[THE TASK]
Check each line of the records below and collect those holding "count".

[EXCERPTED DATA]
____
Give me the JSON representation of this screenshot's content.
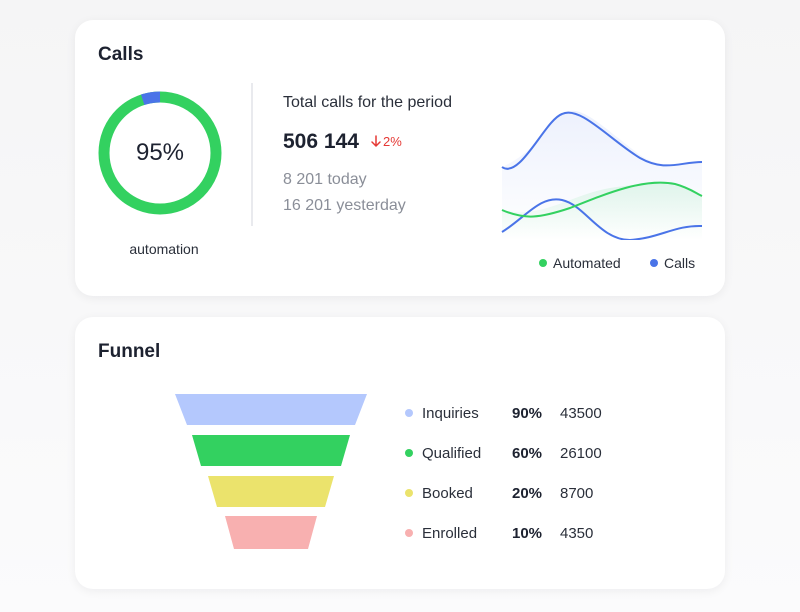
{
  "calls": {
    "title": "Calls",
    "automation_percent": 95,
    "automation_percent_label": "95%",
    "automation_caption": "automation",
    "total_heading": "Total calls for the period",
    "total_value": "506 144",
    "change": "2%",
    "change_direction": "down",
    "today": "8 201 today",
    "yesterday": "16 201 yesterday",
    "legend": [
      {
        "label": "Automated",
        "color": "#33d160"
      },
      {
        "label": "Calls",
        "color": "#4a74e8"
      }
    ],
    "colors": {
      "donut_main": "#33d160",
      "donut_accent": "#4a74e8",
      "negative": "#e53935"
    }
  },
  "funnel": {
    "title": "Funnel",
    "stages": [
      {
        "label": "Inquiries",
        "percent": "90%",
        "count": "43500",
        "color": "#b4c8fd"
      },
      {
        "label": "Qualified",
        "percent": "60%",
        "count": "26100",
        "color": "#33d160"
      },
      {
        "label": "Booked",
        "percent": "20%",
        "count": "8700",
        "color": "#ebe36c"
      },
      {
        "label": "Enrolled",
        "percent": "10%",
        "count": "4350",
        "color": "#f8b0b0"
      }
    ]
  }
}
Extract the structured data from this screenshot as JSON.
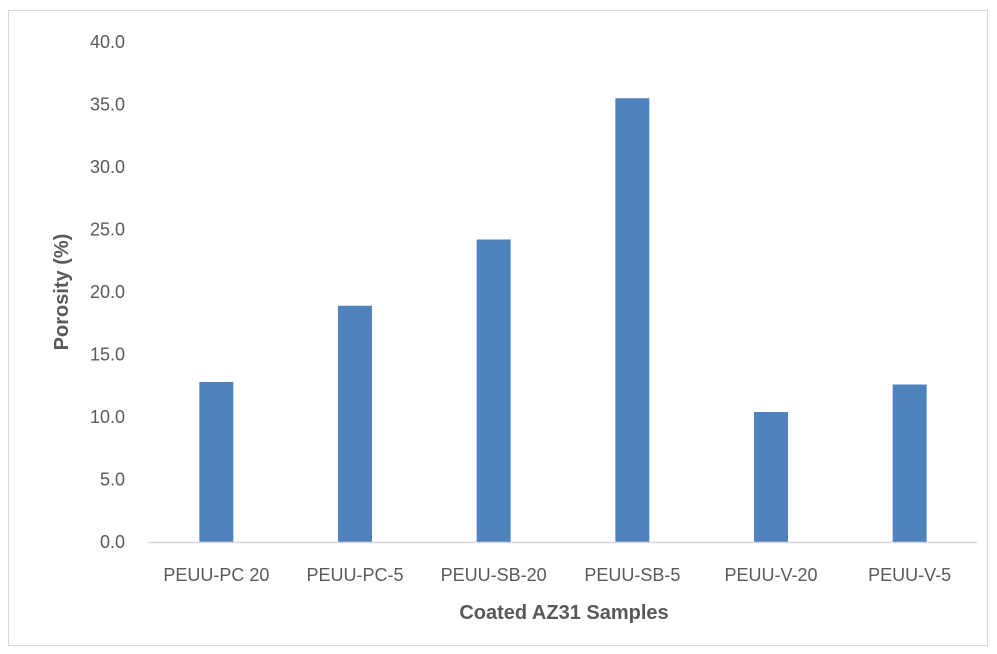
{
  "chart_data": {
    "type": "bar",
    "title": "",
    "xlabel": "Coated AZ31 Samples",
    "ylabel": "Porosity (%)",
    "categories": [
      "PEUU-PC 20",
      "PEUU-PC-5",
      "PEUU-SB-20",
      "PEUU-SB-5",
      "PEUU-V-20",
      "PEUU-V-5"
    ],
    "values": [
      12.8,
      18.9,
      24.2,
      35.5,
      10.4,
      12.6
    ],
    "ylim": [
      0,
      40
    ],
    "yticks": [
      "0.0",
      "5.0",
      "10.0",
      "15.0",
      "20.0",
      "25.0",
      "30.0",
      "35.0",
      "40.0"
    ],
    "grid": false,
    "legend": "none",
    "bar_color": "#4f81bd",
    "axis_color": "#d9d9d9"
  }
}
____
[ANSWER TO THE EXERCISE]
        "count": "43500",
        "count": "26100",
        "count": "8700",
        "count": "4350",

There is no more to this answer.